» Exercise directions
Some lines of these records may hold the word "content"; state how many, using only the number.

» Available records
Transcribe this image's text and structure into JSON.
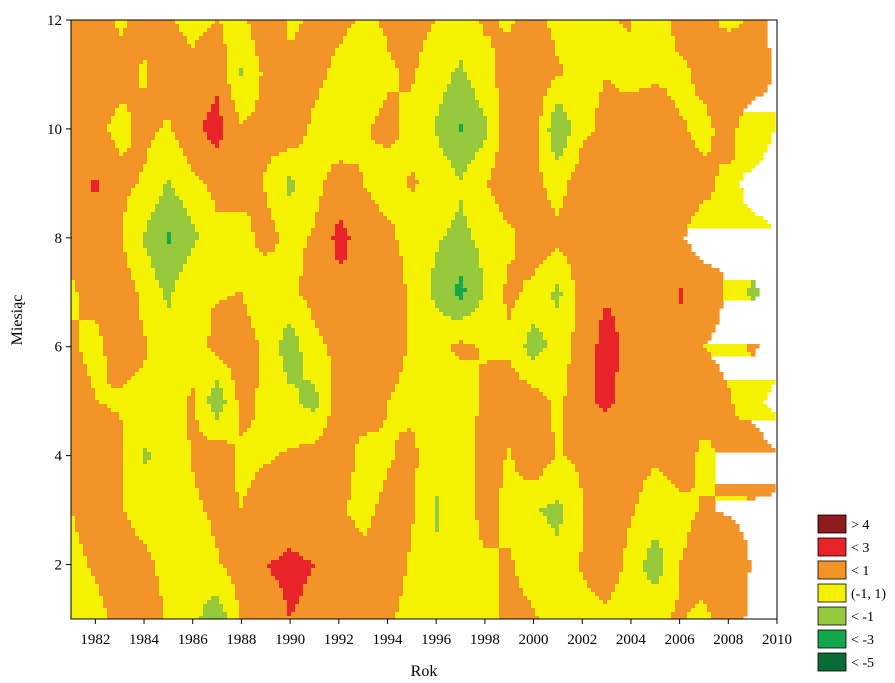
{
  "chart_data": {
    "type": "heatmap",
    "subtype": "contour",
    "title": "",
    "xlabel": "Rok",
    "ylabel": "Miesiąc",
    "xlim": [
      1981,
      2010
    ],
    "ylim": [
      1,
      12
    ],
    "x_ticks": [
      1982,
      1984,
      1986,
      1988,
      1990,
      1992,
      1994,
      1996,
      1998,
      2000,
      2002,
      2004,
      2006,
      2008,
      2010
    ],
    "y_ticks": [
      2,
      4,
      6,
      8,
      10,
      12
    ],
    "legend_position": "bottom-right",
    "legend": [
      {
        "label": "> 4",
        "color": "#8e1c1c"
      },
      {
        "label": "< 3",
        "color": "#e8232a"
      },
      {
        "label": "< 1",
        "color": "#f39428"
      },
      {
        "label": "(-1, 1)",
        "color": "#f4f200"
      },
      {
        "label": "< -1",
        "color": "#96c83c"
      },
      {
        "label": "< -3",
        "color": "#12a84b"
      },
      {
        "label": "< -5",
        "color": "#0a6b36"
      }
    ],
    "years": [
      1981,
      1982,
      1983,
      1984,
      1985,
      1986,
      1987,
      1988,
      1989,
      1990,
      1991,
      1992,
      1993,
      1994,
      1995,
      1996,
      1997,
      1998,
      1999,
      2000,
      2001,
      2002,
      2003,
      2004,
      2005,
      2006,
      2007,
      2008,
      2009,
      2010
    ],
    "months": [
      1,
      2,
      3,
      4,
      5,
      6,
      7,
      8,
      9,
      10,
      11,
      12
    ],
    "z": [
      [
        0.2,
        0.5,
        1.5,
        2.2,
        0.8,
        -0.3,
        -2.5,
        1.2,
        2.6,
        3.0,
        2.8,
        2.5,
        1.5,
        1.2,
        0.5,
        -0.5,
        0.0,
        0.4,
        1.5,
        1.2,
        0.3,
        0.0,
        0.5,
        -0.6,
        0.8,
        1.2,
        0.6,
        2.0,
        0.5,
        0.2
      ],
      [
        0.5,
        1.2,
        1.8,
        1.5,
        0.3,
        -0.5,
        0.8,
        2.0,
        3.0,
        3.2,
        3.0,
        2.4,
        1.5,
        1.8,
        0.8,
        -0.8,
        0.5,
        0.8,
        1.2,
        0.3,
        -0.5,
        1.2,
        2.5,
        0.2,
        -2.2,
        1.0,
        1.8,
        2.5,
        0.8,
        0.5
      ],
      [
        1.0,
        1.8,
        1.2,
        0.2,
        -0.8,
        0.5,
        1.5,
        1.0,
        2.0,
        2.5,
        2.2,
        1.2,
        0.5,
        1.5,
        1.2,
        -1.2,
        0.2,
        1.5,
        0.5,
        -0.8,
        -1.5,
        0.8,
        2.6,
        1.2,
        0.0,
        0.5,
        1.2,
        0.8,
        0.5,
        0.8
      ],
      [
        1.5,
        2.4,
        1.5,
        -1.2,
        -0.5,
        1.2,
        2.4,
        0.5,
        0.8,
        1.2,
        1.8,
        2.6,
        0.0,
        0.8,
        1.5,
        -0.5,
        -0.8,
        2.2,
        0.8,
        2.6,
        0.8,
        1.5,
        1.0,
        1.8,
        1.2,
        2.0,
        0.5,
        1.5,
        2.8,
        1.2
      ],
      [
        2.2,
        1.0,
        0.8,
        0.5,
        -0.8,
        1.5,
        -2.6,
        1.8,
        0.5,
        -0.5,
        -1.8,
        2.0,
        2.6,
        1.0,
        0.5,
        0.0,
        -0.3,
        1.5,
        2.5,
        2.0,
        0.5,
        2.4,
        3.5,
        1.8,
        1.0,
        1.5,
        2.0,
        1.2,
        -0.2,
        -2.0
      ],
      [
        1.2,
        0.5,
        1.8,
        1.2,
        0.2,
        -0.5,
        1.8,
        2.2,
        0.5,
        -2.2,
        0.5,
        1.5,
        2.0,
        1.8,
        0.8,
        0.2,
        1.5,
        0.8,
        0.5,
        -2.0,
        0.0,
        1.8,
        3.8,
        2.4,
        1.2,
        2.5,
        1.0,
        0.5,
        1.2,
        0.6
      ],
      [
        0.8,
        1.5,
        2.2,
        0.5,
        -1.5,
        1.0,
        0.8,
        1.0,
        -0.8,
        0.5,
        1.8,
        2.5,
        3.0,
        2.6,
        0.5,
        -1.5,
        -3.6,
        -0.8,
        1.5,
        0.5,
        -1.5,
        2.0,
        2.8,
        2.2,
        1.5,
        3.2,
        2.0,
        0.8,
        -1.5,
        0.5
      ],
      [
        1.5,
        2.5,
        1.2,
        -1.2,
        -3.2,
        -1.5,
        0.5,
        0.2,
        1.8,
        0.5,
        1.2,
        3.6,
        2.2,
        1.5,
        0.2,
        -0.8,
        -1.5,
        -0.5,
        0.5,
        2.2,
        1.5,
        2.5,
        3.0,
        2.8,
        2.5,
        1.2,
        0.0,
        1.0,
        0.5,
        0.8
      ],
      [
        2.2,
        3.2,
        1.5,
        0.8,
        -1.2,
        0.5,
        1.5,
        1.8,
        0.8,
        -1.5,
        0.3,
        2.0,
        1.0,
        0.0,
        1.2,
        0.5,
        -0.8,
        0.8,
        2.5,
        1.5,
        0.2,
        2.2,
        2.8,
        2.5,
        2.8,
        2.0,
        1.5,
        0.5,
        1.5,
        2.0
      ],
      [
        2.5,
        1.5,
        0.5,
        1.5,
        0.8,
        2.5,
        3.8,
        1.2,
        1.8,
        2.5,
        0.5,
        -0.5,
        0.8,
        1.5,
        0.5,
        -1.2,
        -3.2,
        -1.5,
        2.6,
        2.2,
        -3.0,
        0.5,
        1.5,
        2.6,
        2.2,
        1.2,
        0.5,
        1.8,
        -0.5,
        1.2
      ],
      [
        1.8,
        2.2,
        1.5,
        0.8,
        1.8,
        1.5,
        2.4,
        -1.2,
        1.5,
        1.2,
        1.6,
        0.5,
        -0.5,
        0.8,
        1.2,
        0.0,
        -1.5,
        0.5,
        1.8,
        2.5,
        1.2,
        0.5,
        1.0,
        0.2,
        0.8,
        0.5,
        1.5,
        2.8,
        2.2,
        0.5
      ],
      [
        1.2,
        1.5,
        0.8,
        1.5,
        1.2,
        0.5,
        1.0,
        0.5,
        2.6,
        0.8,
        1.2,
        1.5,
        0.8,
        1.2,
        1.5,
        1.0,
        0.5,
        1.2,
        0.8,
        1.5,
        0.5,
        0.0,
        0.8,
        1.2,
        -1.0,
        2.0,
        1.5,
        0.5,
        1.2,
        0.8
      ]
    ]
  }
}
* * *
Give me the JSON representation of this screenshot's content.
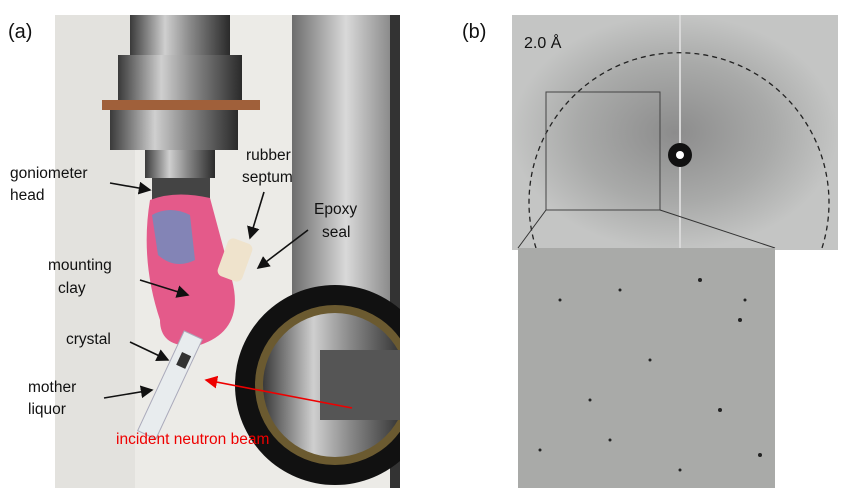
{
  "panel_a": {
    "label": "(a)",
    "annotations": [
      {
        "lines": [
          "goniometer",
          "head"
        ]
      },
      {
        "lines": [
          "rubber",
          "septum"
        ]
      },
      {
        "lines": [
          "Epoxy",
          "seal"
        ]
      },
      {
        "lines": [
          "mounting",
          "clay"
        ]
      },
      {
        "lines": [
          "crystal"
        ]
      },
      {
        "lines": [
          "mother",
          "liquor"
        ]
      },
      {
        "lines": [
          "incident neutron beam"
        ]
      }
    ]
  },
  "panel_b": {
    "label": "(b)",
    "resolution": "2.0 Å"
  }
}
==
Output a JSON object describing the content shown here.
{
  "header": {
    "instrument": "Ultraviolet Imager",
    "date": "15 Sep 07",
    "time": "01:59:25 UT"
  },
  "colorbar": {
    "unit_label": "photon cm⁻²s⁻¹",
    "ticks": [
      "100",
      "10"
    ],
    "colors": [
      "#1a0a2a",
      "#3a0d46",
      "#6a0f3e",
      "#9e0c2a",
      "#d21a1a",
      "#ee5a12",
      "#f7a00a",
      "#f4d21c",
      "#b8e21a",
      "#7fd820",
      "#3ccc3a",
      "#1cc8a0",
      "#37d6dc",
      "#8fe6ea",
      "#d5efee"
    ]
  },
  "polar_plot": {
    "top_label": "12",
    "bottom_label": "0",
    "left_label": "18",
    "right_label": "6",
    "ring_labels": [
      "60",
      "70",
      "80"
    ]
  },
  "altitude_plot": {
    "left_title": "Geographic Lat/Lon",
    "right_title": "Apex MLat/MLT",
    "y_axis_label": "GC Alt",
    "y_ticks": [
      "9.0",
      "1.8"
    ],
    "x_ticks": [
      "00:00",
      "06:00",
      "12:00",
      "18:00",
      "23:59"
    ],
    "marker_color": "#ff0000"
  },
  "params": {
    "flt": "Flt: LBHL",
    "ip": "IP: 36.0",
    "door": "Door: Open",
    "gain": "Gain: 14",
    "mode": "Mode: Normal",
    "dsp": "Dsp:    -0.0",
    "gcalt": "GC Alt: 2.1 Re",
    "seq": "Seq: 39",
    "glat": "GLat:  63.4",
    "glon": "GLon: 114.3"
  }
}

» Task solution
2